** start Entries **
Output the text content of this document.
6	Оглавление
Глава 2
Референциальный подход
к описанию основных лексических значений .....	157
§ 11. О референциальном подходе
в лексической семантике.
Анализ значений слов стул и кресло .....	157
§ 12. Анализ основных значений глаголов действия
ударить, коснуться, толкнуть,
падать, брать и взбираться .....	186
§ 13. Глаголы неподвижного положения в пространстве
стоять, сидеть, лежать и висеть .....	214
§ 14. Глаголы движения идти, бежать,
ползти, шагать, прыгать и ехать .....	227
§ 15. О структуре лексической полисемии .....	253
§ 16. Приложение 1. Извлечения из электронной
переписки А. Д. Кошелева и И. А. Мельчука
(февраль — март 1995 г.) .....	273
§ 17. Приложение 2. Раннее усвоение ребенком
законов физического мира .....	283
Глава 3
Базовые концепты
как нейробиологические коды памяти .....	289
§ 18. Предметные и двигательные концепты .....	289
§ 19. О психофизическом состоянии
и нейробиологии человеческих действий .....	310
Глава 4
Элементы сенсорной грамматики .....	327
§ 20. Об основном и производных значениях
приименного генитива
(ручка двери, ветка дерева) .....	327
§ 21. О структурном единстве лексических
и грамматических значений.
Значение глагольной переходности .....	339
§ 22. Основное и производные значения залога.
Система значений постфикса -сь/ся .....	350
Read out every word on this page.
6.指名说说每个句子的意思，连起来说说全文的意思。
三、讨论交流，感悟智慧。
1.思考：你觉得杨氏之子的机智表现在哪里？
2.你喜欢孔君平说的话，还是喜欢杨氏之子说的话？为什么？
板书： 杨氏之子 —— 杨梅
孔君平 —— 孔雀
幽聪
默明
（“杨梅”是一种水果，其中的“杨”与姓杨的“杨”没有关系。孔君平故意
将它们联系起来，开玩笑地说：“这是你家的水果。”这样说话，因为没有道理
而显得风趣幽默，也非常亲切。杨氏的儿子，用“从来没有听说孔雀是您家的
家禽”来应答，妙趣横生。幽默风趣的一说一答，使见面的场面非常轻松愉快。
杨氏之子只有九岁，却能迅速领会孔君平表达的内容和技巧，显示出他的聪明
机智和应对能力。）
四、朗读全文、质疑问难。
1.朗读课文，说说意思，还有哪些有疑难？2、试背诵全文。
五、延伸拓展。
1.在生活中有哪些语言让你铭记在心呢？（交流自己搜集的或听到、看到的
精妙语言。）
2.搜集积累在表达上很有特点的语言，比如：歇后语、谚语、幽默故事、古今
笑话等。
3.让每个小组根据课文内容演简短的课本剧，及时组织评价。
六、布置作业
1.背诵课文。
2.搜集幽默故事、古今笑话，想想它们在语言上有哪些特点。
** end Entries **
Exercise instructions =>
Copy each line that holds the word "лексической".

Exercise result =>
в лексической семантике.
§ 15. О структуре лексической полисемии .....	253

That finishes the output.